_What this task involves_
Exactly reproduce each line of the listing that follows.

[start Supplied data]

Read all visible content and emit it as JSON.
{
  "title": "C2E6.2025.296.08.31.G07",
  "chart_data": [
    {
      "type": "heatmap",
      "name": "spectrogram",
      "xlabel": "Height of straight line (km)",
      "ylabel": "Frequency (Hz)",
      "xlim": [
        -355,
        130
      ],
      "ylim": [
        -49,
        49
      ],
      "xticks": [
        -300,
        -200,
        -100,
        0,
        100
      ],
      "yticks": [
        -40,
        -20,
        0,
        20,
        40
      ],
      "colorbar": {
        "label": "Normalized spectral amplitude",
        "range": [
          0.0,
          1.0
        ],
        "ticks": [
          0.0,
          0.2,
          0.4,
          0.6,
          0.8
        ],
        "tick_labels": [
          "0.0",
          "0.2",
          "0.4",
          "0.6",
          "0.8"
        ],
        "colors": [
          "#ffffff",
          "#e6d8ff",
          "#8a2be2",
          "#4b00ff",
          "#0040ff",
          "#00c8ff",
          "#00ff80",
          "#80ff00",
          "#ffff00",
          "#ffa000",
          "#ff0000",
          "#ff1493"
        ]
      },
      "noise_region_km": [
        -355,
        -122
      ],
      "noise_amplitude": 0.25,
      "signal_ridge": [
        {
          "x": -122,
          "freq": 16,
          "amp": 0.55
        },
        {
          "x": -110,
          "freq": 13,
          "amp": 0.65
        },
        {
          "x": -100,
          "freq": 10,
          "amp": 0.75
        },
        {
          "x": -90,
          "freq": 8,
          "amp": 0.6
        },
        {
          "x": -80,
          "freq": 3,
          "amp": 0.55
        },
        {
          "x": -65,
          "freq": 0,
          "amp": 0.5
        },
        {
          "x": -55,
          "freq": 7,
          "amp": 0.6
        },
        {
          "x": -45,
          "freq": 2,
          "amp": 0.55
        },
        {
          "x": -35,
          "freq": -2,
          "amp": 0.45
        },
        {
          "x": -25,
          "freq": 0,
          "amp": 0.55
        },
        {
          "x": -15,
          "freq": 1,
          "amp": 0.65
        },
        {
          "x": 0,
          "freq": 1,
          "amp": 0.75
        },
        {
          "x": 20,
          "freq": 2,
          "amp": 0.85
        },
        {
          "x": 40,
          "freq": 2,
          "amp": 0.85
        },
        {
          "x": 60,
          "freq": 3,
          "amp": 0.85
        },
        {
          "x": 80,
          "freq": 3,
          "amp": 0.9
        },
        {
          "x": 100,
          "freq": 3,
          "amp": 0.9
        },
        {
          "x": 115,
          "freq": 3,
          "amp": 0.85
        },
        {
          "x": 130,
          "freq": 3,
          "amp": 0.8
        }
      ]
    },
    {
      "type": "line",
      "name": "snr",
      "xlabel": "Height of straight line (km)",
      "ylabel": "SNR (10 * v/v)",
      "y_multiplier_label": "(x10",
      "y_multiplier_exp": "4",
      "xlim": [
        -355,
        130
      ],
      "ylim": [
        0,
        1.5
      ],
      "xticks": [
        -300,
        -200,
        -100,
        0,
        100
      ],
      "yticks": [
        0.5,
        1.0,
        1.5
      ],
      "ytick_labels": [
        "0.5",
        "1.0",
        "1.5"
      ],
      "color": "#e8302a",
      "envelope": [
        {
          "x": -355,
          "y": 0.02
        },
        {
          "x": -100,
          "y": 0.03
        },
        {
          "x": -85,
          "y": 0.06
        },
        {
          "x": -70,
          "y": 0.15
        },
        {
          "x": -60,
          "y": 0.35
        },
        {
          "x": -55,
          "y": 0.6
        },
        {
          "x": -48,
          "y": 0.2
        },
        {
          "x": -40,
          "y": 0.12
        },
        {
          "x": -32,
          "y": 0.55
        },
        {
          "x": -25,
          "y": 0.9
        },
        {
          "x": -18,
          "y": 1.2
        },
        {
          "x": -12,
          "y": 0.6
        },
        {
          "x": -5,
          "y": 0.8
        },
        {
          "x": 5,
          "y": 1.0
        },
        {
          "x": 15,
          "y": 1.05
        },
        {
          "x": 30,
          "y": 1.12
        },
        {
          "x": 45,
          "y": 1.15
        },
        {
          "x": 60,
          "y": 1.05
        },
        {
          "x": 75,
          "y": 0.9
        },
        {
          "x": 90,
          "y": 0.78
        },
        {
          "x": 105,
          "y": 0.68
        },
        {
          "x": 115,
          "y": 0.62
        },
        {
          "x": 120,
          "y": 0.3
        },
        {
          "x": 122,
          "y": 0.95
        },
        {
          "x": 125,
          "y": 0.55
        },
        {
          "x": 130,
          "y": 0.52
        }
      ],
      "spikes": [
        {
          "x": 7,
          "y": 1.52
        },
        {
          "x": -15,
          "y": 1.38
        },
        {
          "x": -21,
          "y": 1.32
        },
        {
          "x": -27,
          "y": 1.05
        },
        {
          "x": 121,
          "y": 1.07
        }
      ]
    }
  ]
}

[end Supplied data]

_Expected answer_
Read all visible content and emit it as JSON.
{
  "title": "C2E6.2025.296.08.31.G07",
  "chart_data": [
    {
      "type": "heatmap",
      "name": "spectrogram",
      "xlabel": "Height of straight line (km)",
      "ylabel": "Frequency (Hz)",
      "xlim": [
        -355,
        130
      ],
      "ylim": [
        -49,
        49
      ],
      "xticks": [
        -300,
        -200,
        -100,
        0,
        100
      ],
      "yticks": [
        -40,
        -20,
        0,
        20,
        40
      ],
      "colorbar": {
        "label": "Normalized spectral amplitude",
        "range": [
          0.0,
          1.0
        ],
        "ticks": [
          0.0,
          0.2,
          0.4,
          0.6,
          0.8
        ],
        "tick_labels": [
          "0.0",
          "0.2",
          "0.4",
          "0.6",
          "0.8"
        ],
        "colors": [
          "#ffffff",
          "#e6d8ff",
          "#8a2be2",
          "#4b00ff",
          "#0040ff",
          "#00c8ff",
          "#00ff80",
          "#80ff00",
          "#ffff00",
          "#ffa000",
          "#ff0000",
          "#ff1493"
        ]
      },
      "noise_region_km": [
        -355,
        -122
      ],
      "noise_amplitude": 0.25,
      "signal_ridge": [
        {
          "x": -122,
          "freq": 16,
          "amp": 0.55
        },
        {
          "x": -110,
          "freq": 13,
          "amp": 0.65
        },
        {
          "x": -100,
          "freq": 10,
          "amp": 0.75
        },
        {
          "x": -90,
          "freq": 8,
          "amp": 0.6
        },
        {
          "x": -80,
          "freq": 3,
          "amp": 0.55
        },
        {
          "x": -65,
          "freq": 0,
          "amp": 0.5
        },
        {
          "x": -55,
          "freq": 7,
          "amp": 0.6
        },
        {
          "x": -45,
          "freq": 2,
          "amp": 0.55
        },
        {
          "x": -35,
          "freq": -2,
          "amp": 0.45
        },
        {
          "x": -25,
          "freq": 0,
          "amp": 0.55
        },
        {
          "x": -15,
          "freq": 1,
          "amp": 0.65
        },
        {
          "x": 0,
          "freq": 1,
          "amp": 0.75
        },
        {
          "x": 20,
          "freq": 2,
          "amp": 0.85
        },
        {
          "x": 40,
          "freq": 2,
          "amp": 0.85
        },
        {
          "x": 60,
          "freq": 3,
          "amp": 0.85
        },
        {
          "x": 80,
          "freq": 3,
          "amp": 0.9
        },
        {
          "x": 100,
          "freq": 3,
          "amp": 0.9
        },
        {
          "x": 115,
          "freq": 3,
          "amp": 0.85
        },
        {
          "x": 130,
          "freq": 3,
          "amp": 0.8
        }
      ]
    },
    {
      "type": "line",
      "name": "snr",
      "xlabel": "Height of straight line (km)",
      "ylabel": "SNR (10 * v/v)",
      "y_multiplier_label": "(x10",
      "y_multiplier_exp": "4",
      "xlim": [
        -355,
        130
      ],
      "ylim": [
        0,
        1.5
      ],
      "xticks": [
        -300,
        -200,
        -100,
        0,
        100
      ],
      "yticks": [
        0.5,
        1.0,
        1.5
      ],
      "ytick_labels": [
        "0.5",
        "1.0",
        "1.5"
      ],
      "color": "#e8302a",
      "envelope": [
        {
          "x": -355,
          "y": 0.02
        },
        {
          "x": -100,
          "y": 0.03
        },
        {
          "x": -85,
          "y": 0.06
        },
        {
          "x": -70,
          "y": 0.15
        },
        {
          "x": -60,
          "y": 0.35
        },
        {
          "x": -55,
          "y": 0.6
        },
        {
          "x": -48,
          "y": 0.2
        },
        {
          "x": -40,
          "y": 0.12
        },
        {
          "x": -32,
          "y": 0.55
        },
        {
          "x": -25,
          "y": 0.9
        },
        {
          "x": -18,
          "y": 1.2
        },
        {
          "x": -12,
          "y": 0.6
        },
        {
          "x": -5,
          "y": 0.8
        },
        {
          "x": 5,
          "y": 1.0
        },
        {
          "x": 15,
          "y": 1.05
        },
        {
          "x": 30,
          "y": 1.12
        },
        {
          "x": 45,
          "y": 1.15
        },
        {
          "x": 60,
          "y": 1.05
        },
        {
          "x": 75,
          "y": 0.9
        },
        {
          "x": 90,
          "y": 0.78
        },
        {
          "x": 105,
          "y": 0.68
        },
        {
          "x": 115,
          "y": 0.62
        },
        {
          "x": 120,
          "y": 0.3
        },
        {
          "x": 122,
          "y": 0.95
        },
        {
          "x": 125,
          "y": 0.55
        },
        {
          "x": 130,
          "y": 0.52
        }
      ],
      "spikes": [
        {
          "x": 7,
          "y": 1.52
        },
        {
          "x": -15,
          "y": 1.38
        },
        {
          "x": -21,
          "y": 1.32
        },
        {
          "x": -27,
          "y": 1.05
        },
        {
          "x": 121,
          "y": 1.07
        }
      ]
    }
  ]
}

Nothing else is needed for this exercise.